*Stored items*
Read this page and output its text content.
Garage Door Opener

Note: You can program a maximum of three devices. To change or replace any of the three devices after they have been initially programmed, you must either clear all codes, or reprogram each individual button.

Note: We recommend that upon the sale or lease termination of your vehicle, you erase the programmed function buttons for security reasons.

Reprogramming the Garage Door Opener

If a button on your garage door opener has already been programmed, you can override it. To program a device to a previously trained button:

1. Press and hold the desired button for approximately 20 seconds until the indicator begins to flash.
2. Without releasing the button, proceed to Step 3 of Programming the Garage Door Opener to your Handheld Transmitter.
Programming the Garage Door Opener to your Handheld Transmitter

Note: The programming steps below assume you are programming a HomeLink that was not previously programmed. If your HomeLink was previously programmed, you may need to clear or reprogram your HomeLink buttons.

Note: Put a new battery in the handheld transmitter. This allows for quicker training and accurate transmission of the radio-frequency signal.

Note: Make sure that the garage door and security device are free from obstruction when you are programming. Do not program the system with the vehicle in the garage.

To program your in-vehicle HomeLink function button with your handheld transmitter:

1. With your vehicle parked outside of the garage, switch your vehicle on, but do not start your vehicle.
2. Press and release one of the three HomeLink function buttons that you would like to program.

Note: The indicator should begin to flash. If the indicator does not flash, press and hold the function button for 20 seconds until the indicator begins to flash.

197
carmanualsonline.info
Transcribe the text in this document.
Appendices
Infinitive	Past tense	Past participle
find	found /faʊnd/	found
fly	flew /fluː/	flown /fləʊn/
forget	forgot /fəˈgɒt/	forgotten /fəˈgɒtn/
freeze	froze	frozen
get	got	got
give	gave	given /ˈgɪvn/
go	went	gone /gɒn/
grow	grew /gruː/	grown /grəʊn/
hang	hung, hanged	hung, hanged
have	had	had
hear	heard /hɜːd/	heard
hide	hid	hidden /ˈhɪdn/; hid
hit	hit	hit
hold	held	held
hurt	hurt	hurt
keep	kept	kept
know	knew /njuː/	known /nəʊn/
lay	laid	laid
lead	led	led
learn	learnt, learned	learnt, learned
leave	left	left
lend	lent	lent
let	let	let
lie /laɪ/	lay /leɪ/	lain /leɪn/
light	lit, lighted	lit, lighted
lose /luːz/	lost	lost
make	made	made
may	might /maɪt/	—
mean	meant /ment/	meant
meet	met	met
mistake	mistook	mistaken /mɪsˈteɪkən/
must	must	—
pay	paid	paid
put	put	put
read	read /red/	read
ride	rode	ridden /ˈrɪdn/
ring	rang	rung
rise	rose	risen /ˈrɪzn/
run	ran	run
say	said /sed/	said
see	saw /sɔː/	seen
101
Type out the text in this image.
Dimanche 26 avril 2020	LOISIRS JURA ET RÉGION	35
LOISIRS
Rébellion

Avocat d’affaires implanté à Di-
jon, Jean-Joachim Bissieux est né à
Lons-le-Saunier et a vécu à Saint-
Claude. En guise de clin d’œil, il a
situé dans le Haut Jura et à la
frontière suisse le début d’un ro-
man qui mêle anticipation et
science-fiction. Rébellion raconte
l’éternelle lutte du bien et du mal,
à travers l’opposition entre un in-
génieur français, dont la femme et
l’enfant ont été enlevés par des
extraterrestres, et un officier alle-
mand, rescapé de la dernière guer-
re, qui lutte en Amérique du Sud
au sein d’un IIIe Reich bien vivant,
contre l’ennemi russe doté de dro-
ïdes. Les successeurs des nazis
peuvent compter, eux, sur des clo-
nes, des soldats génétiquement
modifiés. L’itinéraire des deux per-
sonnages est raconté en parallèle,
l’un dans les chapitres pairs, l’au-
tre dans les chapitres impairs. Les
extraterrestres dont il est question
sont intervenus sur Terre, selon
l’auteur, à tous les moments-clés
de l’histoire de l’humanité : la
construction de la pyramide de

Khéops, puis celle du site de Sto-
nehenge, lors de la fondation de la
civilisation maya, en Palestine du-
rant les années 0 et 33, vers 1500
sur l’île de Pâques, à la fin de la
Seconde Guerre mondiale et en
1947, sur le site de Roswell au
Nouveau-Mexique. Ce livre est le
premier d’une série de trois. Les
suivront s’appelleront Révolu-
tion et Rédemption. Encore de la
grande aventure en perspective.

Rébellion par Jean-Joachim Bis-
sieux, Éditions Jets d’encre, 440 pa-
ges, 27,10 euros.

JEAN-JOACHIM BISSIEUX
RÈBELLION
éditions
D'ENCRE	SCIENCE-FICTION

*PROBLEM REQUIREMENTS*
Copy out the lines starting at the one containing "Type out the text in this image." and ending with the last line of the entries. Include nothing else.

*COMPLETED TASK*
Type out the text in this image.
Dimanche 26 avril 2020	LOISIRS JURA ET RÉGION	35
LOISIRS
Rébellion

Avocat d’affaires implanté à Di-
jon, Jean-Joachim Bissieux est né à
Lons-le-Saunier et a vécu à Saint-
Claude. En guise de clin d’œil, il a
situé dans le Haut Jura et à la
frontière suisse le début d’un ro-
man qui mêle anticipation et
science-fiction. Rébellion raconte
l’éternelle lutte du bien et du mal,
à travers l’opposition entre un in-
génieur français, dont la femme et
l’enfant ont été enlevés par des
extraterrestres, et un officier alle-
mand, rescapé de la dernière guer-
re, qui lutte en Amérique du Sud
au sein d’un IIIe Reich bien vivant,
contre l’ennemi russe doté de dro-
ïdes. Les successeurs des nazis
peuvent compter, eux, sur des clo-
nes, des soldats génétiquement
modifiés. L’itinéraire des deux per-
sonnages est raconté en parallèle,
l’un dans les chapitres pairs, l’au-
tre dans les chapitres impairs. Les
extraterrestres dont il est question
sont intervenus sur Terre, selon
l’auteur, à tous les moments-clés
de l’histoire de l’humanité : la
construction de la pyramide de

Khéops, puis celle du site de Sto-
nehenge, lors de la fondation de la
civilisation maya, en Palestine du-
rant les années 0 et 33, vers 1500
sur l’île de Pâques, à la fin de la
Seconde Guerre mondiale et en
1947, sur le site de Roswell au
Nouveau-Mexique. Ce livre est le
premier d’une série de trois. Les
suivront s’appelleront Révolu-
tion et Rédemption. Encore de la
grande aventure en perspective.

Rébellion par Jean-Joachim Bis-
sieux, Éditions Jets d’encre, 440 pa-
ges, 27,10 euros.

JEAN-JOACHIM BISSIEUX
RÈBELLION
éditions
D'ENCRE	SCIENCE-FICTION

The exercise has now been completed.